Given problem: Look through the material below. Copy every line with the string "title" in it.

=== Data shown ===

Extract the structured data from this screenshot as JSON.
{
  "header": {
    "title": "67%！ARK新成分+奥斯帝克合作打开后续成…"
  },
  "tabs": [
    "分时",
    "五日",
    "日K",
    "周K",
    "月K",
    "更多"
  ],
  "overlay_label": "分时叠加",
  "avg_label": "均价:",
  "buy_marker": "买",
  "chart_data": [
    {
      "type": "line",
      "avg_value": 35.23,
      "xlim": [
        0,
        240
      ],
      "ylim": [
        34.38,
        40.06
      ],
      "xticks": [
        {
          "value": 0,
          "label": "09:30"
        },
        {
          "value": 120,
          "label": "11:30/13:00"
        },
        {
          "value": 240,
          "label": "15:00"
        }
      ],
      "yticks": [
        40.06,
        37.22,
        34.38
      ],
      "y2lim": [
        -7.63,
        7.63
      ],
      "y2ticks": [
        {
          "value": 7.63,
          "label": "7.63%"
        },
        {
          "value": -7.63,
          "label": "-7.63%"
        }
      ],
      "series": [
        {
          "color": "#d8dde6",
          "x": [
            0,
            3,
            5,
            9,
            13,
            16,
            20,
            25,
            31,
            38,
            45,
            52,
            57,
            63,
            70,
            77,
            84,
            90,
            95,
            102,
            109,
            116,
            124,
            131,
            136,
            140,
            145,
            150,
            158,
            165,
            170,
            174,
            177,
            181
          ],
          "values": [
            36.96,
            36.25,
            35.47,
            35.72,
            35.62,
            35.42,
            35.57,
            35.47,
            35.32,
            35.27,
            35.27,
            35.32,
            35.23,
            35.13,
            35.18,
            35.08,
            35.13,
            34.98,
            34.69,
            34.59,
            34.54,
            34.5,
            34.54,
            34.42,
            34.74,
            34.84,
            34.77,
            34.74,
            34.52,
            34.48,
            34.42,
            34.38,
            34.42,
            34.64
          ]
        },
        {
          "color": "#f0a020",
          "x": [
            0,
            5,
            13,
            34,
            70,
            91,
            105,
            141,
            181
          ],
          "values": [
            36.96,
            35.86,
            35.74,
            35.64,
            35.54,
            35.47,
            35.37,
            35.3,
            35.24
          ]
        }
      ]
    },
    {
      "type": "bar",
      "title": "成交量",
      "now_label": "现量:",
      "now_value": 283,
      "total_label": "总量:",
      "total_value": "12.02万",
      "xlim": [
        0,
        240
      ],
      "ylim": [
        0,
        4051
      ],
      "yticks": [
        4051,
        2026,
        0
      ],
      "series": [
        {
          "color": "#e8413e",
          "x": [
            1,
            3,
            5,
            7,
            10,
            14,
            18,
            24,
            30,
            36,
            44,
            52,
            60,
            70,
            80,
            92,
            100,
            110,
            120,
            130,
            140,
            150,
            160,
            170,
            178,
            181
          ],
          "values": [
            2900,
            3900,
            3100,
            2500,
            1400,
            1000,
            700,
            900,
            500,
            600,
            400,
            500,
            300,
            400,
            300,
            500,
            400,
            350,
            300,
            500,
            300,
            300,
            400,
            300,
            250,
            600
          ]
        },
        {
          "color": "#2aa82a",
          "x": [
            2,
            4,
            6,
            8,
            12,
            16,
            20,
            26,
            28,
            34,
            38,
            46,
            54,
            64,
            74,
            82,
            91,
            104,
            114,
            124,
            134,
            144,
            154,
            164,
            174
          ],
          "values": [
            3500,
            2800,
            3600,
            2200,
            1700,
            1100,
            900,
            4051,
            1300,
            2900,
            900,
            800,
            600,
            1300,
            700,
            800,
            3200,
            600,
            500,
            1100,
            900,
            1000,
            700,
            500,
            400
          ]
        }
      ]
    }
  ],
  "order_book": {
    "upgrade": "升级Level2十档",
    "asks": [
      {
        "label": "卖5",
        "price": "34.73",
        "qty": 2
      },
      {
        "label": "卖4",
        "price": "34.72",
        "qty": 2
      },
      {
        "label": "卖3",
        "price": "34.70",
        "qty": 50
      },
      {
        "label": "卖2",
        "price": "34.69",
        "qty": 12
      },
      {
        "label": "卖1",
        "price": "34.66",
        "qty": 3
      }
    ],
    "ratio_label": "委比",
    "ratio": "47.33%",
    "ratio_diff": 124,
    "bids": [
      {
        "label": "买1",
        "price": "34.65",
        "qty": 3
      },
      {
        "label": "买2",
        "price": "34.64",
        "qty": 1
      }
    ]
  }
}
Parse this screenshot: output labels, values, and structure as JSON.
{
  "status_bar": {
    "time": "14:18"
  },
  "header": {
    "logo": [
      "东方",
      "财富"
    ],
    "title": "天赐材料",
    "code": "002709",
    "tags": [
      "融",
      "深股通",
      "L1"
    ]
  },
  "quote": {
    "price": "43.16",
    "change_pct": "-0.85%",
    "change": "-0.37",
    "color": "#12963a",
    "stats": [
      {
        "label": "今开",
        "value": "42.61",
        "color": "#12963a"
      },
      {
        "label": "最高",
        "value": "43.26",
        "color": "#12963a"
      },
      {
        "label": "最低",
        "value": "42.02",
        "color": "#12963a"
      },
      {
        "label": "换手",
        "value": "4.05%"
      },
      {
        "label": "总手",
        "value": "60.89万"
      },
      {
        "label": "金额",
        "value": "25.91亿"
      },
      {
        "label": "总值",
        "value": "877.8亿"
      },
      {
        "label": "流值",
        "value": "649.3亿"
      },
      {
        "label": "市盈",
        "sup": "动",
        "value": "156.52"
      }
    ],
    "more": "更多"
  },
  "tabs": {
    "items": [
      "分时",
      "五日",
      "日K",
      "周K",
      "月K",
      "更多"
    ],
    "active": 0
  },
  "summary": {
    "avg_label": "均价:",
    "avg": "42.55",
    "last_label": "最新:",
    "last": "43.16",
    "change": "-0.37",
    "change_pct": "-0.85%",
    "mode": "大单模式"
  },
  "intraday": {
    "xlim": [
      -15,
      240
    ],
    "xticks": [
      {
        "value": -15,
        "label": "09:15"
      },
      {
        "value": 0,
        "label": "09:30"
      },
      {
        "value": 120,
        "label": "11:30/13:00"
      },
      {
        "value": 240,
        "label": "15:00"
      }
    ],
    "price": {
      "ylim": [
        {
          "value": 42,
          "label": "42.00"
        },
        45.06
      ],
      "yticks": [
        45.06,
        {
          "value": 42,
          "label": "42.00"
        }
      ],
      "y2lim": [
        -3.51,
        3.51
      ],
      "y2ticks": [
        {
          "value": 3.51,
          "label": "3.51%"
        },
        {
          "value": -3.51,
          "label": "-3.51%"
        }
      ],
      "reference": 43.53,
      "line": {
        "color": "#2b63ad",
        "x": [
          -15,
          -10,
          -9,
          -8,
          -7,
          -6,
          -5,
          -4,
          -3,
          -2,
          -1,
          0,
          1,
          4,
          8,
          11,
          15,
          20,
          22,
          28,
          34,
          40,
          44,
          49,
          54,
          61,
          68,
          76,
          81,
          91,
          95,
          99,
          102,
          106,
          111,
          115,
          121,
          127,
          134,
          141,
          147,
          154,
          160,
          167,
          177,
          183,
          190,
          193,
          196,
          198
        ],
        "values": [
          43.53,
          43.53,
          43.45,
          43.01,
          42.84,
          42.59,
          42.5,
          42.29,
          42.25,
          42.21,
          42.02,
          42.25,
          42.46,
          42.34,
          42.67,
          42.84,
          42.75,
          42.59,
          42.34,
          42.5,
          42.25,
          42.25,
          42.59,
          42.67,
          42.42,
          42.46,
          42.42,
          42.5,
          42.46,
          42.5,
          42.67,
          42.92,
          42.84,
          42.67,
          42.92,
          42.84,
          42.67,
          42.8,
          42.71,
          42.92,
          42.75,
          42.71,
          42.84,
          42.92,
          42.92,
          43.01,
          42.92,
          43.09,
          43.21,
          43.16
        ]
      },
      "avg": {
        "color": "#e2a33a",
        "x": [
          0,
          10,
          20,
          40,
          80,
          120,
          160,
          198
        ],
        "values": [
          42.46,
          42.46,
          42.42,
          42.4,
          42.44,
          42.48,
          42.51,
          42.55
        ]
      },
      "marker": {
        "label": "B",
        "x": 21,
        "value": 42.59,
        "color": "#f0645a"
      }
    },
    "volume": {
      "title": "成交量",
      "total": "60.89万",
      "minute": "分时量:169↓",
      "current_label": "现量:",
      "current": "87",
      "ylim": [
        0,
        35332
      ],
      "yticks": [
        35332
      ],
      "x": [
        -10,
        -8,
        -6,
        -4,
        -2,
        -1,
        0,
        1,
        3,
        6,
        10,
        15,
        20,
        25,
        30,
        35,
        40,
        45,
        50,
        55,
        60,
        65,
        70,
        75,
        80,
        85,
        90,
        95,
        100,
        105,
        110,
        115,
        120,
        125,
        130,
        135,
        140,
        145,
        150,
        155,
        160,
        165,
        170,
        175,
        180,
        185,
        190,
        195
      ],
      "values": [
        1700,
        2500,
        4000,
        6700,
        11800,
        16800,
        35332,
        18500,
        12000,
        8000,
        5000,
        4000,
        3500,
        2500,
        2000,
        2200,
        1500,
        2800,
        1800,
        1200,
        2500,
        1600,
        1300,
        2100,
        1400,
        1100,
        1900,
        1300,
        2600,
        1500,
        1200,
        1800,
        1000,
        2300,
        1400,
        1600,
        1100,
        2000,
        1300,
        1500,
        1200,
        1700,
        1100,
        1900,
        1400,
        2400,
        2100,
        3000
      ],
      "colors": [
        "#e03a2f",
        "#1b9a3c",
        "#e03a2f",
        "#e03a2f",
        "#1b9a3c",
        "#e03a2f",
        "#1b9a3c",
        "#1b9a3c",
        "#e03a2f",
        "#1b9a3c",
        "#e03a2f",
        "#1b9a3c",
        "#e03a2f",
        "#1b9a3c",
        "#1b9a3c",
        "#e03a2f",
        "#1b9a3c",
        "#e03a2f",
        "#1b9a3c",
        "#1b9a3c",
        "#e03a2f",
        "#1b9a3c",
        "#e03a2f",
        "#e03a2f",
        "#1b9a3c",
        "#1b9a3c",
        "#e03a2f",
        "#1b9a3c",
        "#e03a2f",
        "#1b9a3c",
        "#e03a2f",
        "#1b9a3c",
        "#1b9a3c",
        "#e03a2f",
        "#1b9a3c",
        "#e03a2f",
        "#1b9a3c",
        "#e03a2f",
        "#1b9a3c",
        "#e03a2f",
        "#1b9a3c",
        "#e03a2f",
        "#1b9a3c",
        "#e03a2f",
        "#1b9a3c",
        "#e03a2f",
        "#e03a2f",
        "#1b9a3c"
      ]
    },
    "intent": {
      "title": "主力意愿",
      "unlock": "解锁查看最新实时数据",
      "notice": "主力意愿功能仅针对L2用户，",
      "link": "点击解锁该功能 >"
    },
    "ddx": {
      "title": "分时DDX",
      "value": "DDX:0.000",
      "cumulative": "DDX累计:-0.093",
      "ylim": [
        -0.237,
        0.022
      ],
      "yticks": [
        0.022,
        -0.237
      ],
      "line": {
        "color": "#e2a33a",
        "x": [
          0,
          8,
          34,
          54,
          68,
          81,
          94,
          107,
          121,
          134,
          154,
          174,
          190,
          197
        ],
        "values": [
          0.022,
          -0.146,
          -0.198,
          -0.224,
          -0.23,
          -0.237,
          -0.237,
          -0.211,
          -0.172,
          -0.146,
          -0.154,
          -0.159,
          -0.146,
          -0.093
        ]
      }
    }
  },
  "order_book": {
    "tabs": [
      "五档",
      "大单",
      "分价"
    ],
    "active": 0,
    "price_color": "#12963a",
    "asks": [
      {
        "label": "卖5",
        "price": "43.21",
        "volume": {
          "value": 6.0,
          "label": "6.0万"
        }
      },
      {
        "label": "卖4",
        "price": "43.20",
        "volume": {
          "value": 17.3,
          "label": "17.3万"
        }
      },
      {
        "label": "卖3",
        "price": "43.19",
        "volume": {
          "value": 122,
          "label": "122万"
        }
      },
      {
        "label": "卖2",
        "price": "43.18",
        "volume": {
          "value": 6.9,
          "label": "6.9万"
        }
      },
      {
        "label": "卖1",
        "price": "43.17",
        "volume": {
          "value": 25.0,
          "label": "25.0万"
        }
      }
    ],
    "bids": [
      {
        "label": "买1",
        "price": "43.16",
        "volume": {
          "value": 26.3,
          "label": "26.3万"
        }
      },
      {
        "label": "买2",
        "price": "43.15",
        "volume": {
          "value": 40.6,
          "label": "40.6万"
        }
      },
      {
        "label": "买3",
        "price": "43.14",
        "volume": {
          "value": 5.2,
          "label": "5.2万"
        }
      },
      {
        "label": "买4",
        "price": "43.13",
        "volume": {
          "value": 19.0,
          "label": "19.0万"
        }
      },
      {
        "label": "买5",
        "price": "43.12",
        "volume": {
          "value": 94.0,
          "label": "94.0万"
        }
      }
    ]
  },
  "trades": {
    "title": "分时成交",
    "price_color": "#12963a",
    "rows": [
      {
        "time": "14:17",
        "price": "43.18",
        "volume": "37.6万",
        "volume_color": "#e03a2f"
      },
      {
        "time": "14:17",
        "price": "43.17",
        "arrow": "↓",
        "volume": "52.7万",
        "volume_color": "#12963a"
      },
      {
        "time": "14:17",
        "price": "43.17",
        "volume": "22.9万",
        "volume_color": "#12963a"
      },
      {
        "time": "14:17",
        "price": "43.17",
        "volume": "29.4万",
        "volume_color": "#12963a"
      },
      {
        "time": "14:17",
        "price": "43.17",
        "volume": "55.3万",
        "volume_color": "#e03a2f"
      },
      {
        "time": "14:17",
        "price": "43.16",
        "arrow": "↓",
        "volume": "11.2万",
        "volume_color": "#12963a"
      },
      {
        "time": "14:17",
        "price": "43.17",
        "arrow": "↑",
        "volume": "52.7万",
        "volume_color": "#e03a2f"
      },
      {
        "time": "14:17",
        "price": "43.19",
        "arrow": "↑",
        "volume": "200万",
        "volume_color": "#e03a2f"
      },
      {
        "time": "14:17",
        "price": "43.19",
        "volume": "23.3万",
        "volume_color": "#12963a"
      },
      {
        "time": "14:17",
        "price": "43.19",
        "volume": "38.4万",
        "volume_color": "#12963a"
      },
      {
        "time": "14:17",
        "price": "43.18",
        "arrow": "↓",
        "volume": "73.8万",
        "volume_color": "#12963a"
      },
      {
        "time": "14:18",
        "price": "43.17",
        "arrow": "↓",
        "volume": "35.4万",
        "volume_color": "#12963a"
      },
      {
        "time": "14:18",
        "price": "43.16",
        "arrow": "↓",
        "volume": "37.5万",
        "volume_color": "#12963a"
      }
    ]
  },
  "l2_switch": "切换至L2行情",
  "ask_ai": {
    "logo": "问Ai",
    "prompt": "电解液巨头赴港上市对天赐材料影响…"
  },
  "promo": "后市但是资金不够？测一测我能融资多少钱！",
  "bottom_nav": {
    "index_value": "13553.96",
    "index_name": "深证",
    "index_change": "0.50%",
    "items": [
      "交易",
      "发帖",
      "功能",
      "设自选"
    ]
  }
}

===

Written solution:
    "title": "67%！ARK新成分+奥斯帝克合作打开后续成…"
      "title": "成交量",
    "title": "天赐材料",
      "title": "成交量",
      "title": "主力意愿",
      "title": "分时DDX",
    "title": "分时成交",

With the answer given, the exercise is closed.